__What needs to be done__. Determine how many lines include the word "Precipitation", then give that number and nothing more.

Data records
....................
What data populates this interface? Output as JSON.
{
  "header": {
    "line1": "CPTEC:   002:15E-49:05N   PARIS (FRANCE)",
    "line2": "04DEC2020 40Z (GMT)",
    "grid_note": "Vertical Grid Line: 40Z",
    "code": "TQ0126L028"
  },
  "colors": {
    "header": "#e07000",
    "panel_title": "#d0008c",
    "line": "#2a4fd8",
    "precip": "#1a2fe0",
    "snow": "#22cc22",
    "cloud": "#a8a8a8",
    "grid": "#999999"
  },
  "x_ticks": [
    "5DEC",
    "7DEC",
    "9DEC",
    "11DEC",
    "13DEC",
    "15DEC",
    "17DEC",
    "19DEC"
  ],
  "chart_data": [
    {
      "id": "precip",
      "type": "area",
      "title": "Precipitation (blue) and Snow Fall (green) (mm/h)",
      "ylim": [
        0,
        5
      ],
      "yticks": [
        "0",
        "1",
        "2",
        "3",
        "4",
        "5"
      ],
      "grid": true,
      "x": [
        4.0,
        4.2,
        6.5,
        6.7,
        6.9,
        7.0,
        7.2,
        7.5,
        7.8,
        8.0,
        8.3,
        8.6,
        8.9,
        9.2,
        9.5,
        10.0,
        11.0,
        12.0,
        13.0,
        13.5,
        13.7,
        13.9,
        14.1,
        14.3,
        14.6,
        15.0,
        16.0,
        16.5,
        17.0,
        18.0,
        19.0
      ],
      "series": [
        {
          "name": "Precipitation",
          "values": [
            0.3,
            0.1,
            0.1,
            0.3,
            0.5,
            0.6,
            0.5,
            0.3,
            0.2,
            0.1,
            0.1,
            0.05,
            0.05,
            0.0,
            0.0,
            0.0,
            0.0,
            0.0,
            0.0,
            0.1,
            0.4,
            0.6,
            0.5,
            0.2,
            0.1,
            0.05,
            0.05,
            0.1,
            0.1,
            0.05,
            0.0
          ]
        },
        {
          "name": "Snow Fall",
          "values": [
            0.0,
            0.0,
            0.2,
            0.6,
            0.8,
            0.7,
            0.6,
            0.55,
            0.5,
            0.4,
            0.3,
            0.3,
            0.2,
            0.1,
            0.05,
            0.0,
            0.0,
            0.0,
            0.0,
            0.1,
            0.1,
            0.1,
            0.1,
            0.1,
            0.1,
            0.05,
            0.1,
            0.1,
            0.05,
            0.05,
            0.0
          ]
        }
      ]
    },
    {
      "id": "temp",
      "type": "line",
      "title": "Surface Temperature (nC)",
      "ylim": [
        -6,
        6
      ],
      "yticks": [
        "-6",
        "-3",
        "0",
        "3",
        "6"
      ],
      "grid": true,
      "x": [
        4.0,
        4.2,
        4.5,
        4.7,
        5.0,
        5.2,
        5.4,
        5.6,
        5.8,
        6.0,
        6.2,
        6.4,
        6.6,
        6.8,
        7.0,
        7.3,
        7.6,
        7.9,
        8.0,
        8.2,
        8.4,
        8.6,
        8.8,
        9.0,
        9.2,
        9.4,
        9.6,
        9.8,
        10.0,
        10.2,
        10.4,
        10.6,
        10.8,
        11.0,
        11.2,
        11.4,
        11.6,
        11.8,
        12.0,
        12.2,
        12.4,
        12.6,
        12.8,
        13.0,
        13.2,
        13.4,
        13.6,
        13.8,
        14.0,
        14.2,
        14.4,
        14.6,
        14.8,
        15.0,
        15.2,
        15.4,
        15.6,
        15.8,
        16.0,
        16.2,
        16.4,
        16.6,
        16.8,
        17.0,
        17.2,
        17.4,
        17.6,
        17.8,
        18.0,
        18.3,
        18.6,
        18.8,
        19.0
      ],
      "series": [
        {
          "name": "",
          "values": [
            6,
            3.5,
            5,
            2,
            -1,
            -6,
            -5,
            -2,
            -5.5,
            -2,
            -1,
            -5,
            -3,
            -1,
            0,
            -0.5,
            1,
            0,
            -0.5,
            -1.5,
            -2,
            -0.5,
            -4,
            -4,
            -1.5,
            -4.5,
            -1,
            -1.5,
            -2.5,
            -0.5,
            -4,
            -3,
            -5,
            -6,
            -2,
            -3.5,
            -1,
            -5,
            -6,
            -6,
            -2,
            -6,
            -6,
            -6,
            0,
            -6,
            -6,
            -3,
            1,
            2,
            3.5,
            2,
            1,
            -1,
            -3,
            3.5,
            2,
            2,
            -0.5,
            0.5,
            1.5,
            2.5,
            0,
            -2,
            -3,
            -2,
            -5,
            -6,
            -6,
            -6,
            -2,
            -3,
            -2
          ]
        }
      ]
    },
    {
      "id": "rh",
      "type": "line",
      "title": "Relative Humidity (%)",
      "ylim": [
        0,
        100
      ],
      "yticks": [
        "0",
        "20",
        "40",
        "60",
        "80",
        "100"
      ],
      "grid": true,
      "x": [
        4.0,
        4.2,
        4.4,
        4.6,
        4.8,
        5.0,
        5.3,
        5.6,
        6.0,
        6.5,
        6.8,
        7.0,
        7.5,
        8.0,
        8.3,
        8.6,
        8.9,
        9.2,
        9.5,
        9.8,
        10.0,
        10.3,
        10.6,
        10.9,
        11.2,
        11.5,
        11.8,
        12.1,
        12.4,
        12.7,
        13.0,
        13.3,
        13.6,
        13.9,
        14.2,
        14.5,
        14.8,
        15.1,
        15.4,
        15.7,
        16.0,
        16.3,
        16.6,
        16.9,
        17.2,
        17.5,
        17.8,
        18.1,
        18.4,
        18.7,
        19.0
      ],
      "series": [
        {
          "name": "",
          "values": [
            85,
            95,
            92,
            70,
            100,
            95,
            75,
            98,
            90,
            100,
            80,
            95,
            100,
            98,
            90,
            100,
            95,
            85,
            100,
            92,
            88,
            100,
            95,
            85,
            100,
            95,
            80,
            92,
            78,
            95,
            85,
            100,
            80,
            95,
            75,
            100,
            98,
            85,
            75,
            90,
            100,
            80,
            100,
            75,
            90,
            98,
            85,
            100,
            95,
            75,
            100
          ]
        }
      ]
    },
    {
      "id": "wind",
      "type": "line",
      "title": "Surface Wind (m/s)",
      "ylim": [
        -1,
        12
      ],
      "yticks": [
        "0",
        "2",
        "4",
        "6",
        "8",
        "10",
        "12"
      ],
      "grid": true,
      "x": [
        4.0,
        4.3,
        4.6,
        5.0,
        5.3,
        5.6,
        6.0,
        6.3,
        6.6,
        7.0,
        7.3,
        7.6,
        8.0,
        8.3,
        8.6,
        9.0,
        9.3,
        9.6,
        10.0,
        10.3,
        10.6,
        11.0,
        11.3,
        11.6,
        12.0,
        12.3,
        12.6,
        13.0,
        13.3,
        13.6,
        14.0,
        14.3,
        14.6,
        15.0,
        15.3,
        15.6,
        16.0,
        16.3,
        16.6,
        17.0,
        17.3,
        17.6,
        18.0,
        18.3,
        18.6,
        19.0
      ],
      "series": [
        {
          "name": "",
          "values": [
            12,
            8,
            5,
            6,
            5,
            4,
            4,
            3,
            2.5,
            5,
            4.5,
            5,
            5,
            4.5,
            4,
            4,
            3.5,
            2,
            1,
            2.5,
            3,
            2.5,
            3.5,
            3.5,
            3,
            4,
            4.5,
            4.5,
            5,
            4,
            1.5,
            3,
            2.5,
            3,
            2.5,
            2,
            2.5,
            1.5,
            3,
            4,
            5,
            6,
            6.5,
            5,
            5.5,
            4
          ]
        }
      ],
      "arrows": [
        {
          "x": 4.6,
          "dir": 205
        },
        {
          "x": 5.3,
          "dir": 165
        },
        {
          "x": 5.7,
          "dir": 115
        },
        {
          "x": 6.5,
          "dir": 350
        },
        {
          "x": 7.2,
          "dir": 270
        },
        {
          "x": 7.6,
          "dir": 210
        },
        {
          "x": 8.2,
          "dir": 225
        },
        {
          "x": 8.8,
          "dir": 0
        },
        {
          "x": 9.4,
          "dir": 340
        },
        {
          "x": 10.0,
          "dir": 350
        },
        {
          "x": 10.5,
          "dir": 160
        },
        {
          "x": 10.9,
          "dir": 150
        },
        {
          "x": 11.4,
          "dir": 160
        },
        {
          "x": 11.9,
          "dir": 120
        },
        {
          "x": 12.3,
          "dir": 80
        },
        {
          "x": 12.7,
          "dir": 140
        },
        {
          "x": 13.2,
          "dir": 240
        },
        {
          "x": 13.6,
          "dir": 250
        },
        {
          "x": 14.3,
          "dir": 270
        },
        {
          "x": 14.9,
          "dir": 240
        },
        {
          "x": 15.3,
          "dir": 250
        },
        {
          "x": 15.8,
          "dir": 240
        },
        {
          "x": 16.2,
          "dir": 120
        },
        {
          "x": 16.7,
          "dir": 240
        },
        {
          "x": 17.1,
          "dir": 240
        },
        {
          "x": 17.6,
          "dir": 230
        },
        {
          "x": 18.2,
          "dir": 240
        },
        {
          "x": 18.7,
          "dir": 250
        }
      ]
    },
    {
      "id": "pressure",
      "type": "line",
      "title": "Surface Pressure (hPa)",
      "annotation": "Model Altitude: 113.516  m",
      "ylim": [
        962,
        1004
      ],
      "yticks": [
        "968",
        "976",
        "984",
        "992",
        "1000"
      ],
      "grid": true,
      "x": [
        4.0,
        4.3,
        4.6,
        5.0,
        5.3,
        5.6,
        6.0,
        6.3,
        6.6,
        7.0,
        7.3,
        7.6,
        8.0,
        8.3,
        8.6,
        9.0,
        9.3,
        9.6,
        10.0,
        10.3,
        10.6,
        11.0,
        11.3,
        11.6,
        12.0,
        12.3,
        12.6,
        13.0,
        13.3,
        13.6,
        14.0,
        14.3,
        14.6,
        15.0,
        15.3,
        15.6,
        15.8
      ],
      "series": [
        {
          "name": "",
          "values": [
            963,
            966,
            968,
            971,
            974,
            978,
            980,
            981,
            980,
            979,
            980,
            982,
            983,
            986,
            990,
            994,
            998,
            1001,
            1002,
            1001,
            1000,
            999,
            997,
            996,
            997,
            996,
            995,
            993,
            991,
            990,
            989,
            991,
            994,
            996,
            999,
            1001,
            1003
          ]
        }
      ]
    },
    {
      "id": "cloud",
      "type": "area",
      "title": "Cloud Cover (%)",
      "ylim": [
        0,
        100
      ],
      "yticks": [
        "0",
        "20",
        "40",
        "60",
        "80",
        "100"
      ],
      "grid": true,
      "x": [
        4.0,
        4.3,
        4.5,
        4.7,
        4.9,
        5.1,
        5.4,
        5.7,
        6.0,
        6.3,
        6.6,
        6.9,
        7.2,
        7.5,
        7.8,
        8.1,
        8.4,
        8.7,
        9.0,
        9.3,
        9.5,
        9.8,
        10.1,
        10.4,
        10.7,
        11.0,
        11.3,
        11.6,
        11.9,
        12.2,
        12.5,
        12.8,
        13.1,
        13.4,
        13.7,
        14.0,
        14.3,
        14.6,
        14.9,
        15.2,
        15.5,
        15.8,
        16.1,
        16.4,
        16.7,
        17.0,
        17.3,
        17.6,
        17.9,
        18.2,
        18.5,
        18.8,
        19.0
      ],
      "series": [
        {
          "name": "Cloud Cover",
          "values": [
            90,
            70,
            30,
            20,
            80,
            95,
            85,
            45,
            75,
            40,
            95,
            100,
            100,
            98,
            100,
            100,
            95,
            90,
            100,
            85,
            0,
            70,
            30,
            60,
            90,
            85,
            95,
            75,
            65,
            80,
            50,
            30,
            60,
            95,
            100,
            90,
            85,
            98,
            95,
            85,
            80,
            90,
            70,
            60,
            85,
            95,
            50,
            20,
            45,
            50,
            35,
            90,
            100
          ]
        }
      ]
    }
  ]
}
....................
__Written response__. 2